*PROMPT*: Continue the staff biographies of the Open Problems in Single-Cell Analysis project, starting after the last profile shown.

(SOURCE DOCUMENT Opens)

Robrecht Cannoodt is a computer science engineer at Data Intuitive. He completed his PhD in Saeys lab at Ghent University, which was mainly focused on unsupervised learning in single-cell omics, more specifically on trajectory inference. In OpenProblems, Robrecht oversees infrastructure development for building collaborative and modular pipelines using Nextflow and Viash.
Scott Gigante is an Associate Staff Machine Learning Scientist at Immunai, a biotechnology company in New York. He is a core organizer of the Open Problems in Single-Cell Analysis project. He completed his PhD in Computational Biology at Yale University with a specialization in machine learning under the supervision of Smita Krishnaswamy and Ronald Coifman. Scott is also the core maintainer of the Open Problems for Single Cell Analysis living benchmark, and is focused on maximizing transferability of solutions from competitions to benefit the broader community.

(SOURCE DOCUMENT Closes)
(EXTRACTED DATA Opens)

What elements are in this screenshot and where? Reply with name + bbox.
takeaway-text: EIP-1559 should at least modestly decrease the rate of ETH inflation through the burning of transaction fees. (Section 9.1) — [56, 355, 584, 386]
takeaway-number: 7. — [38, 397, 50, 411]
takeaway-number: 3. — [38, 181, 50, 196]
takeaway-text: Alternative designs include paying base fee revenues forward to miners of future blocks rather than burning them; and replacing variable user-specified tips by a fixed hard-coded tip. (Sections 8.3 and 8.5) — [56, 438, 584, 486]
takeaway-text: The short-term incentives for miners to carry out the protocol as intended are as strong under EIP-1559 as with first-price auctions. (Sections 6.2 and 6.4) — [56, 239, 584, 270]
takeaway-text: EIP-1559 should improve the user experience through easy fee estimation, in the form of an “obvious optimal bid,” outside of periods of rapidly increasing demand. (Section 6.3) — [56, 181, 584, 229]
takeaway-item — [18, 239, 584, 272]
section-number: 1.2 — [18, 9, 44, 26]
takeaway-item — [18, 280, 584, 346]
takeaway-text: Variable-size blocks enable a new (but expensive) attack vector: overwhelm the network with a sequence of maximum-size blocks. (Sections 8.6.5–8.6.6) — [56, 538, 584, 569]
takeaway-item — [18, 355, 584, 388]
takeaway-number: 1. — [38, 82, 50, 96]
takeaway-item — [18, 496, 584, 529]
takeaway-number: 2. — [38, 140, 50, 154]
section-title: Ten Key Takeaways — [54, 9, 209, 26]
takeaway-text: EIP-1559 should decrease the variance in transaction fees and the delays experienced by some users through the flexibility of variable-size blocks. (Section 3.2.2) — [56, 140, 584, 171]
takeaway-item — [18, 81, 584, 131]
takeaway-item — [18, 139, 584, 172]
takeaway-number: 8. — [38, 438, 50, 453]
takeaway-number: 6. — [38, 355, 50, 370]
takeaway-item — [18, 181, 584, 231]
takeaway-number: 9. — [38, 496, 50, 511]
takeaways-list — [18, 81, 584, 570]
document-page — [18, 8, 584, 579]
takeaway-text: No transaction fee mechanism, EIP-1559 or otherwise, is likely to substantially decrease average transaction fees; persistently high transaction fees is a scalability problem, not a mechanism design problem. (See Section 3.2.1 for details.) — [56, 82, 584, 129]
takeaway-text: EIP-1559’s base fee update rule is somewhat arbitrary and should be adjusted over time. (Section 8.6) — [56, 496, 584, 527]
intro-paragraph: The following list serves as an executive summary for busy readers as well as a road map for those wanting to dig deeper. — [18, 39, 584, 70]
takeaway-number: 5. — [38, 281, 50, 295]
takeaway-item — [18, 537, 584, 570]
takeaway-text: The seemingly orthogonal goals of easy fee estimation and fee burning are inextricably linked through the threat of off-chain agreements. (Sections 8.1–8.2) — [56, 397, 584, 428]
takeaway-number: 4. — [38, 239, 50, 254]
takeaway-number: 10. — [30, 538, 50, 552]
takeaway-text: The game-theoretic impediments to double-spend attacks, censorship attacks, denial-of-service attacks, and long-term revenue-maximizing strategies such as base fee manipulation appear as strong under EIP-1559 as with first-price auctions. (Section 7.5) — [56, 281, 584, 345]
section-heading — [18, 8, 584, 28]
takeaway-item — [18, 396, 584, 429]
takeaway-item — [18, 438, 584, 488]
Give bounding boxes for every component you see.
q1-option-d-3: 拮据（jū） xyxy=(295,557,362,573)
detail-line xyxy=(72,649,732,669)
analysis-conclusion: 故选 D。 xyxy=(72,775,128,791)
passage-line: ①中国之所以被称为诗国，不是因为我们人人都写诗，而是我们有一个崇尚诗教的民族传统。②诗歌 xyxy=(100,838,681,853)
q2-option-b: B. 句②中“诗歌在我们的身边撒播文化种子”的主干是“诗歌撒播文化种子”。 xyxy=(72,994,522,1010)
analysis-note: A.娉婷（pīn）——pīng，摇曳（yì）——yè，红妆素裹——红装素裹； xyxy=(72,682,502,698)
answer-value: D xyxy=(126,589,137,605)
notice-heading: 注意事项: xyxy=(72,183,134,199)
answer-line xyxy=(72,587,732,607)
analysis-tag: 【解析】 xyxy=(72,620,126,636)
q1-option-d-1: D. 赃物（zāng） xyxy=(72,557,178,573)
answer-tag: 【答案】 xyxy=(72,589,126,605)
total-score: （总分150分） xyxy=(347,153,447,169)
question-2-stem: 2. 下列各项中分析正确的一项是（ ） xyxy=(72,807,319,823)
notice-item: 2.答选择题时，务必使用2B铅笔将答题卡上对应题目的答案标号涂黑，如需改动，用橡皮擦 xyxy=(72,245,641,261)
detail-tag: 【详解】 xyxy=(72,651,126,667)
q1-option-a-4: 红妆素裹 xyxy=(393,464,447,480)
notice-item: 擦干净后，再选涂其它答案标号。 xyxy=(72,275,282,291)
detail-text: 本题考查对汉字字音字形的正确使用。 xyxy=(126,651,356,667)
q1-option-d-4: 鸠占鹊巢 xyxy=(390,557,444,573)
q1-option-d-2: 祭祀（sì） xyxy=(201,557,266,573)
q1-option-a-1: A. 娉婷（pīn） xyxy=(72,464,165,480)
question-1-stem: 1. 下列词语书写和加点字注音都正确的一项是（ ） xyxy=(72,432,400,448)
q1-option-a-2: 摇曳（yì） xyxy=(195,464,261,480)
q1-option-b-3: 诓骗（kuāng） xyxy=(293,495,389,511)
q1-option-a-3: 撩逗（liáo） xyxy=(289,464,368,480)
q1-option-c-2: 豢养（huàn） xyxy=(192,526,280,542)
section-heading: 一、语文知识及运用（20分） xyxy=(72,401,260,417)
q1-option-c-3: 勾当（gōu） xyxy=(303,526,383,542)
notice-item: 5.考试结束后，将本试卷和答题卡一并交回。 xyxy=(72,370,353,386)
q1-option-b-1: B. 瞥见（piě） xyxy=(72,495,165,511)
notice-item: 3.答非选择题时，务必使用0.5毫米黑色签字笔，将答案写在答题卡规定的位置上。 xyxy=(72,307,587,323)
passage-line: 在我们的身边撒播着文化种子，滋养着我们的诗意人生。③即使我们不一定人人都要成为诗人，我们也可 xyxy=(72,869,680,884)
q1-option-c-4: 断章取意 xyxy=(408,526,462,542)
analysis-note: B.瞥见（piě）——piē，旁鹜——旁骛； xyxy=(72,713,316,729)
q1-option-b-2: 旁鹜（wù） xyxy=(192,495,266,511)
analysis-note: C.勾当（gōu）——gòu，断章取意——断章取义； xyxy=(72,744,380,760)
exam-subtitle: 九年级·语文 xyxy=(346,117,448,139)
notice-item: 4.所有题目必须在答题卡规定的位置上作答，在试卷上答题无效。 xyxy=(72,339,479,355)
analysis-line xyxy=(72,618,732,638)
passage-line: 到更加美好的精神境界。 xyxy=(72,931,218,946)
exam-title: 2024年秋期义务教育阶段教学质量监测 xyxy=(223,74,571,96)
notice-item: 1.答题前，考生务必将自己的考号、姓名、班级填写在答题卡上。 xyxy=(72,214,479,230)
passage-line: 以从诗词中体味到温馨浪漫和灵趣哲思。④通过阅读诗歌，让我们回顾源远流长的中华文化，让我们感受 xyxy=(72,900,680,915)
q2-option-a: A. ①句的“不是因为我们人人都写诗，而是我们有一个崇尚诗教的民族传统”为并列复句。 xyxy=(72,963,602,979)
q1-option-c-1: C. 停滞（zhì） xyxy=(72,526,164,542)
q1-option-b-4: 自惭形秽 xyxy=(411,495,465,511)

(EXTRACTED DATA Closes)

*REPLY*:
Christopher Lance is a PhD candidate in the Machine Learning Group of Prof. Fabian Theis at the Helmholtz Center Munich. He graduated in Molecular Biotechnology at the University of Heidelberg with a focus on bioinformatics. In prior research projects at the Sanger Institute, UK and the EMBL Heidelberg, he worked on association studies of rare genetic variants with plasma proteomics and leveraging metabolomics data to characterize drug perturbations on bacterial metabolism. He joined the OpenProblems team during the first NeurIPS competition in 2021 on multimodal single cell data integration as one of the main data analysts and was in charge of the follow up assessment of the competition results and feedback, published in PMLR. He is now focusing on best practices for analysing multimodal single cell data and the integration of multiple modalities. Christopher will contribute to the analysis of the newly generated data for this years competition and is evaluating baseline methods and metrics.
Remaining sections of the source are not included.